## WHAT YOU WILL DO
Scan the records and identify every line in which the string "income" occurs, then return those lines.

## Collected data
★ ★ ★
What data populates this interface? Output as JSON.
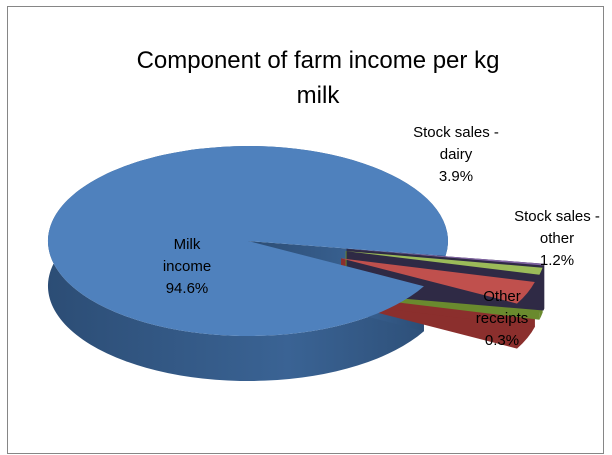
{
  "chart_data": {
    "type": "pie",
    "style": "3d-exploded",
    "title": "Component of farm income per kg milk",
    "title_lines": [
      "Component of farm income per kg",
      "milk"
    ],
    "slices": [
      {
        "name": "Milk income",
        "value": 94.6,
        "label_lines": [
          "Milk",
          "income",
          "94.6%"
        ],
        "color": "#4f81bd"
      },
      {
        "name": "Stock sales - dairy",
        "value": 3.9,
        "label_lines": [
          "Stock sales -",
          "dairy",
          "3.9%"
        ],
        "color": "#c0504d"
      },
      {
        "name": "Stock sales - other",
        "value": 1.2,
        "label_lines": [
          "Stock sales -",
          "other",
          "1.2%"
        ],
        "color": "#9bbb59"
      },
      {
        "name": "Other receipts",
        "value": 0.3,
        "label_lines": [
          "Other",
          "receipts",
          "0.3%"
        ],
        "color": "#8064a2"
      }
    ],
    "legend": "none"
  }
}
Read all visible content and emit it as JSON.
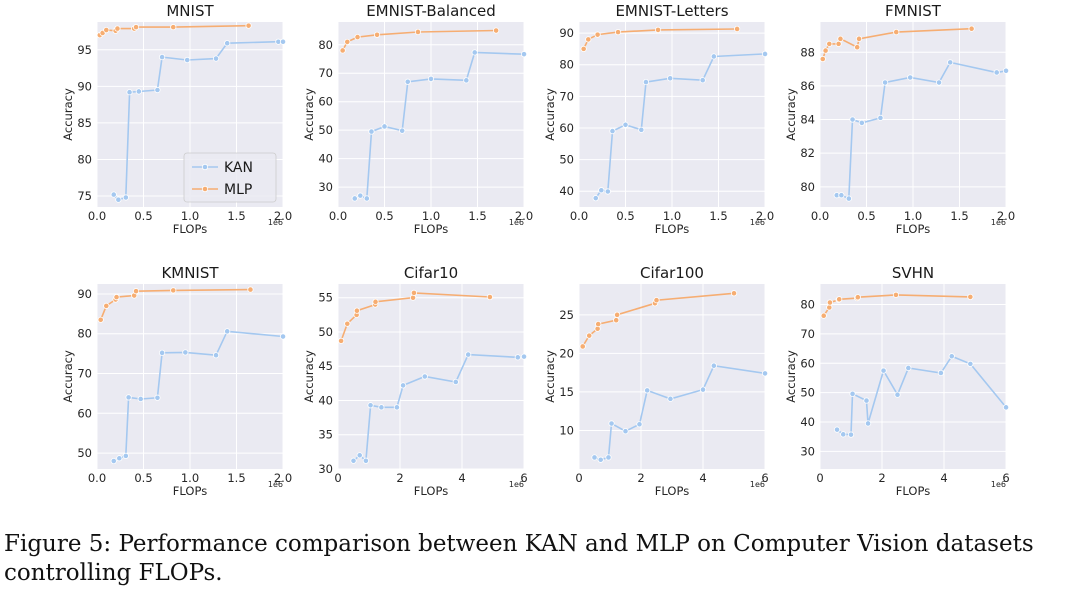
{
  "caption": "Figure 5: Performance comparison between KAN and MLP on Computer Vision datasets controlling FLOPs.",
  "colors": {
    "kan": "#a4c8f0",
    "mlp": "#f6ad72",
    "plot_bg": "#eaeaf2",
    "grid": "#ffffff"
  },
  "chart_data": [
    {
      "type": "line",
      "title": "MNIST",
      "xlabel": "FLOPs",
      "ylabel": "Accuracy",
      "x_scale_label": "1e6",
      "xlim": [
        0,
        2
      ],
      "ylim": [
        73.5,
        98.8
      ],
      "xticks": [
        0,
        0.5,
        1,
        1.5,
        2
      ],
      "xtick_labels": [
        "0.0",
        "0.5",
        "1.0",
        "1.5",
        "2.0"
      ],
      "yticks": [
        75,
        80,
        85,
        90,
        95
      ],
      "ytick_labels": [
        "75",
        "80",
        "85",
        "90",
        "95"
      ],
      "legend": {
        "position": "lower-right",
        "entries": [
          "KAN",
          "MLP"
        ]
      },
      "series": [
        {
          "name": "KAN",
          "x": [
            0.18,
            0.23,
            0.31,
            0.35,
            0.45,
            0.65,
            0.7,
            0.97,
            1.28,
            1.4,
            1.95,
            2.0
          ],
          "y": [
            75.2,
            74.5,
            74.8,
            89.2,
            89.3,
            89.5,
            94.0,
            93.6,
            93.8,
            95.9,
            96.1,
            96.1
          ]
        },
        {
          "name": "MLP",
          "x": [
            0.03,
            0.06,
            0.1,
            0.2,
            0.22,
            0.4,
            0.42,
            0.82,
            1.63
          ],
          "y": [
            97.0,
            97.3,
            97.7,
            97.6,
            97.9,
            97.9,
            98.1,
            98.1,
            98.3
          ]
        }
      ]
    },
    {
      "type": "line",
      "title": "EMNIST-Balanced",
      "xlabel": "FLOPs",
      "ylabel": "Accuracy",
      "x_scale_label": "1e6",
      "xlim": [
        0,
        2
      ],
      "ylim": [
        23,
        88
      ],
      "xticks": [
        0,
        0.5,
        1,
        1.5,
        2
      ],
      "xtick_labels": [
        "0.0",
        "0.5",
        "1.0",
        "1.5",
        "2.0"
      ],
      "yticks": [
        30,
        40,
        50,
        60,
        70,
        80
      ],
      "ytick_labels": [
        "30",
        "40",
        "50",
        "60",
        "70",
        "80"
      ],
      "series": [
        {
          "name": "KAN",
          "x": [
            0.18,
            0.24,
            0.31,
            0.36,
            0.5,
            0.69,
            0.75,
            1.0,
            1.38,
            1.47,
            2.0
          ],
          "y": [
            26.0,
            27.0,
            26.0,
            49.5,
            51.3,
            49.8,
            67.0,
            68.0,
            67.5,
            77.3,
            76.7
          ]
        },
        {
          "name": "MLP",
          "x": [
            0.05,
            0.1,
            0.21,
            0.42,
            0.86,
            1.7
          ],
          "y": [
            78.0,
            81.0,
            82.7,
            83.5,
            84.5,
            85.0
          ]
        }
      ]
    },
    {
      "type": "line",
      "title": "EMNIST-Letters",
      "xlabel": "FLOPs",
      "ylabel": "Accuracy",
      "x_scale_label": "1e6",
      "xlim": [
        0,
        2
      ],
      "ylim": [
        35,
        93.5
      ],
      "xticks": [
        0,
        0.5,
        1,
        1.5,
        2
      ],
      "xtick_labels": [
        "0.0",
        "0.5",
        "1.0",
        "1.5",
        "2.0"
      ],
      "yticks": [
        40,
        50,
        60,
        70,
        80,
        90
      ],
      "ytick_labels": [
        "40",
        "50",
        "60",
        "70",
        "80",
        "90"
      ],
      "series": [
        {
          "name": "KAN",
          "x": [
            0.18,
            0.24,
            0.31,
            0.36,
            0.5,
            0.67,
            0.72,
            0.98,
            1.33,
            1.45,
            2.0
          ],
          "y": [
            37.8,
            40.3,
            39.9,
            59.0,
            61.0,
            59.4,
            74.5,
            75.7,
            75.1,
            82.6,
            83.4
          ]
        },
        {
          "name": "MLP",
          "x": [
            0.05,
            0.1,
            0.2,
            0.42,
            0.85,
            1.7
          ],
          "y": [
            85.0,
            88.0,
            89.5,
            90.3,
            91.0,
            91.3
          ]
        }
      ]
    },
    {
      "type": "line",
      "title": "FMNIST",
      "xlabel": "FLOPs",
      "ylabel": "Accuracy",
      "x_scale_label": "1e6",
      "xlim": [
        0,
        2
      ],
      "ylim": [
        78.8,
        89.8
      ],
      "xticks": [
        0,
        0.5,
        1,
        1.5,
        2
      ],
      "xtick_labels": [
        "0.0",
        "0.5",
        "1.0",
        "1.5",
        "2.0"
      ],
      "yticks": [
        80,
        82,
        84,
        86,
        88
      ],
      "ytick_labels": [
        "80",
        "82",
        "84",
        "86",
        "88"
      ],
      "series": [
        {
          "name": "KAN",
          "x": [
            0.18,
            0.23,
            0.31,
            0.35,
            0.45,
            0.65,
            0.7,
            0.97,
            1.28,
            1.4,
            1.9,
            2.0
          ],
          "y": [
            79.5,
            79.5,
            79.3,
            84.0,
            83.8,
            84.1,
            86.2,
            86.5,
            86.2,
            87.4,
            86.8,
            86.9
          ]
        },
        {
          "name": "MLP",
          "x": [
            0.03,
            0.06,
            0.1,
            0.2,
            0.22,
            0.4,
            0.42,
            0.82,
            1.63
          ],
          "y": [
            87.6,
            88.1,
            88.5,
            88.5,
            88.8,
            88.3,
            88.8,
            89.2,
            89.4
          ]
        }
      ]
    },
    {
      "type": "line",
      "title": "KMNIST",
      "xlabel": "FLOPs",
      "ylabel": "Accuracy",
      "x_scale_label": "1e6",
      "xlim": [
        0,
        2
      ],
      "ylim": [
        46,
        92.5
      ],
      "xticks": [
        0,
        0.5,
        1,
        1.5,
        2
      ],
      "xtick_labels": [
        "0.0",
        "0.5",
        "1.0",
        "1.5",
        "2.0"
      ],
      "yticks": [
        50,
        60,
        70,
        80,
        90
      ],
      "ytick_labels": [
        "50",
        "60",
        "70",
        "80",
        "90"
      ],
      "series": [
        {
          "name": "KAN",
          "x": [
            0.18,
            0.24,
            0.31,
            0.34,
            0.47,
            0.65,
            0.7,
            0.95,
            1.28,
            1.4,
            2.0
          ],
          "y": [
            48.0,
            48.7,
            49.3,
            64.0,
            63.6,
            63.9,
            75.2,
            75.3,
            74.6,
            80.6,
            79.3
          ]
        },
        {
          "name": "MLP",
          "x": [
            0.04,
            0.1,
            0.2,
            0.21,
            0.4,
            0.42,
            0.82,
            1.65
          ],
          "y": [
            83.5,
            87.0,
            88.6,
            89.2,
            89.6,
            90.7,
            90.9,
            91.1
          ]
        }
      ]
    },
    {
      "type": "line",
      "title": "Cifar10",
      "xlabel": "FLOPs",
      "ylabel": "Accuracy",
      "x_scale_label": "1e6",
      "xlim": [
        0,
        6
      ],
      "ylim": [
        30,
        57
      ],
      "xticks": [
        0,
        2,
        4,
        6
      ],
      "xtick_labels": [
        "0",
        "2",
        "4",
        "6"
      ],
      "yticks": [
        30,
        35,
        40,
        45,
        50,
        55
      ],
      "ytick_labels": [
        "30",
        "35",
        "40",
        "45",
        "50",
        "55"
      ],
      "series": [
        {
          "name": "KAN",
          "x": [
            0.5,
            0.7,
            0.9,
            1.05,
            1.4,
            1.9,
            2.1,
            2.8,
            3.8,
            4.2,
            5.8,
            6.0
          ],
          "y": [
            31.2,
            32.0,
            31.2,
            39.3,
            39.0,
            39.0,
            42.2,
            43.5,
            42.7,
            46.7,
            46.3,
            46.4
          ]
        },
        {
          "name": "MLP",
          "x": [
            0.1,
            0.3,
            0.6,
            0.61,
            1.2,
            1.21,
            2.42,
            2.45,
            4.9
          ],
          "y": [
            48.7,
            51.2,
            52.5,
            53.1,
            54.0,
            54.4,
            55.0,
            55.7,
            55.1
          ]
        }
      ]
    },
    {
      "type": "line",
      "title": "Cifar100",
      "xlabel": "FLOPs",
      "ylabel": "Accuracy",
      "x_scale_label": "1e6",
      "xlim": [
        0,
        6
      ],
      "ylim": [
        5,
        29
      ],
      "xticks": [
        0,
        2,
        4,
        6
      ],
      "xtick_labels": [
        "0",
        "2",
        "4",
        "6"
      ],
      "yticks": [
        10,
        15,
        20,
        25
      ],
      "ytick_labels": [
        "10",
        "15",
        "20",
        "25"
      ],
      "series": [
        {
          "name": "KAN",
          "x": [
            0.5,
            0.7,
            0.95,
            1.05,
            1.5,
            1.95,
            2.2,
            2.95,
            4.0,
            4.35,
            6.0
          ],
          "y": [
            6.5,
            6.2,
            6.5,
            10.9,
            9.9,
            10.8,
            15.2,
            14.1,
            15.3,
            18.4,
            17.4
          ]
        },
        {
          "name": "MLP",
          "x": [
            0.12,
            0.33,
            0.6,
            0.62,
            1.2,
            1.23,
            2.45,
            2.5,
            5.0
          ],
          "y": [
            20.9,
            22.3,
            23.2,
            23.8,
            24.3,
            25.0,
            26.5,
            26.9,
            27.8
          ]
        }
      ]
    },
    {
      "type": "line",
      "title": "SVHN",
      "xlabel": "FLOPs",
      "ylabel": "Accuracy",
      "x_scale_label": "1e6",
      "xlim": [
        0,
        6
      ],
      "ylim": [
        24,
        87
      ],
      "xticks": [
        0,
        2,
        4,
        6
      ],
      "xtick_labels": [
        "0",
        "2",
        "4",
        "6"
      ],
      "yticks": [
        30,
        40,
        50,
        60,
        70,
        80
      ],
      "ytick_labels": [
        "30",
        "40",
        "50",
        "60",
        "70",
        "80"
      ],
      "series": [
        {
          "name": "KAN",
          "x": [
            0.55,
            0.75,
            1.0,
            1.05,
            1.5,
            1.55,
            2.05,
            2.5,
            2.85,
            3.9,
            4.25,
            4.85,
            6.0
          ],
          "y": [
            37.4,
            35.8,
            35.7,
            49.6,
            47.3,
            39.5,
            57.5,
            49.3,
            58.4,
            56.7,
            62.4,
            59.8,
            45.0
          ]
        },
        {
          "name": "MLP",
          "x": [
            0.12,
            0.3,
            0.32,
            0.6,
            0.62,
            1.2,
            1.22,
            2.45,
            4.85
          ],
          "y": [
            76.2,
            79.0,
            80.7,
            81.6,
            81.8,
            82.2,
            82.5,
            83.3,
            82.6
          ]
        }
      ]
    }
  ]
}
★ ★ ★
## COMPLETED EXERCISE
    "title": "Component of farm income per kg milk",
      "Component of farm income per kg",
        "name": "Milk income",
          "income",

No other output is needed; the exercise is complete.